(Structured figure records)
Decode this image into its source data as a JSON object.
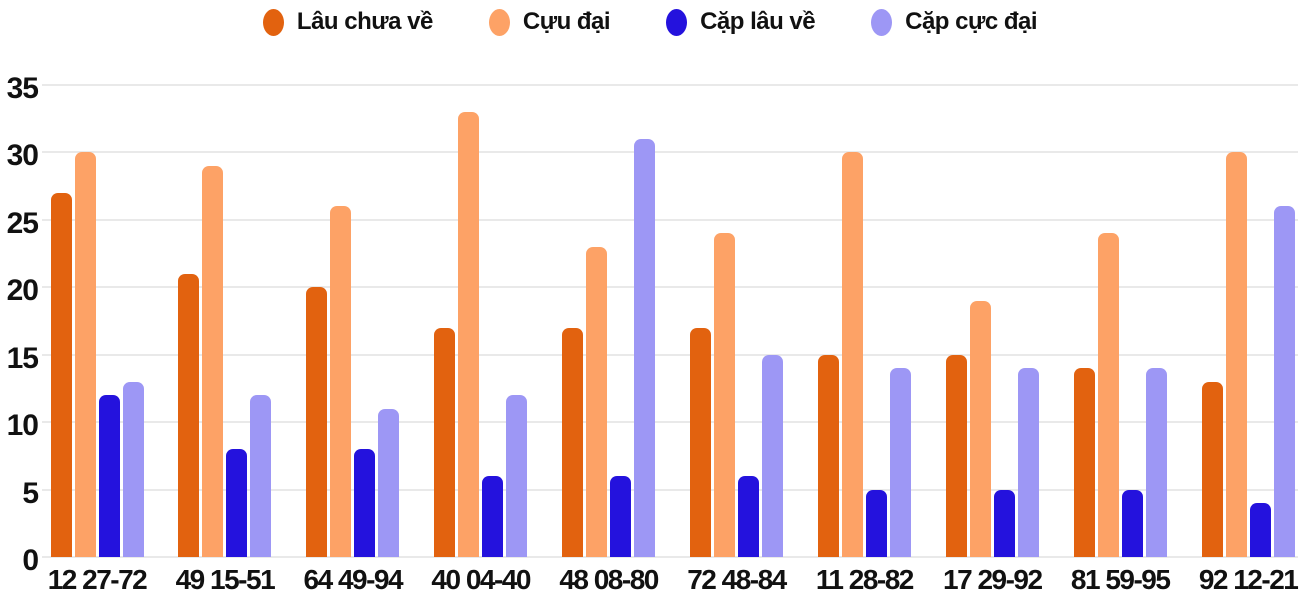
{
  "chart_data": {
    "type": "bar",
    "title": "",
    "xlabel": "",
    "ylabel": "",
    "categories": [
      "12 27-72",
      "49 15-51",
      "64 49-94",
      "40 04-40",
      "48 08-80",
      "72 48-84",
      "11 28-82",
      "17 29-92",
      "81 59-95",
      "92 12-21"
    ],
    "series": [
      {
        "name": "Lâu chưa về",
        "color": "#e2620f",
        "values": [
          27,
          21,
          20,
          17,
          17,
          17,
          15,
          15,
          14,
          13
        ]
      },
      {
        "name": "Cựu đại",
        "color": "#fda266",
        "values": [
          30,
          29,
          26,
          33,
          23,
          24,
          30,
          19,
          24,
          30
        ]
      },
      {
        "name": "Cặp lâu về",
        "color": "#2412dd",
        "values": [
          12,
          8,
          8,
          6,
          6,
          6,
          5,
          5,
          5,
          4
        ]
      },
      {
        "name": "Cặp cực đại",
        "color": "#9d97f5",
        "values": [
          13,
          12,
          11,
          12,
          31,
          15,
          14,
          14,
          14,
          26
        ]
      }
    ],
    "ylim": [
      0,
      35
    ],
    "yticks": [
      0,
      5,
      10,
      15,
      20,
      25,
      30,
      35
    ],
    "grid": true,
    "legend_position": "top",
    "background": "#ffffff",
    "text_color": "#111111",
    "grid_color": "#e9e9e9"
  }
}
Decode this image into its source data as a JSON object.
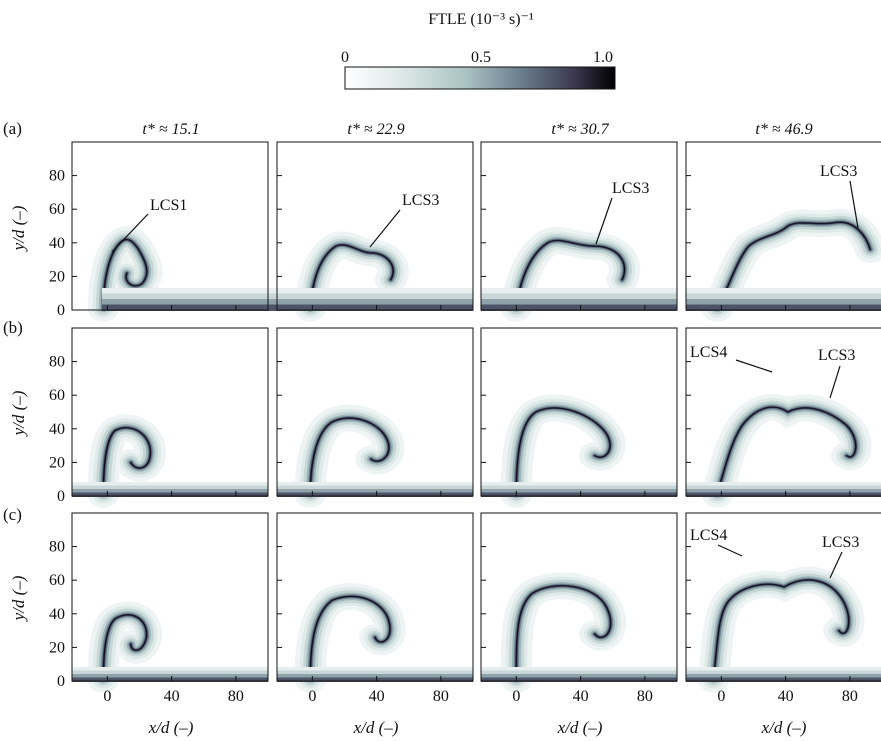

* _OBJECTIVE_
Select every line of the material above holding the word "name" and copy it.

* _OUTPUT OF THE TASK_
        "name": "Lâu chưa về",
        "name": "Cựu đại",
        "name": "Cặp lâu về",
        "name": "Cặp cực đại",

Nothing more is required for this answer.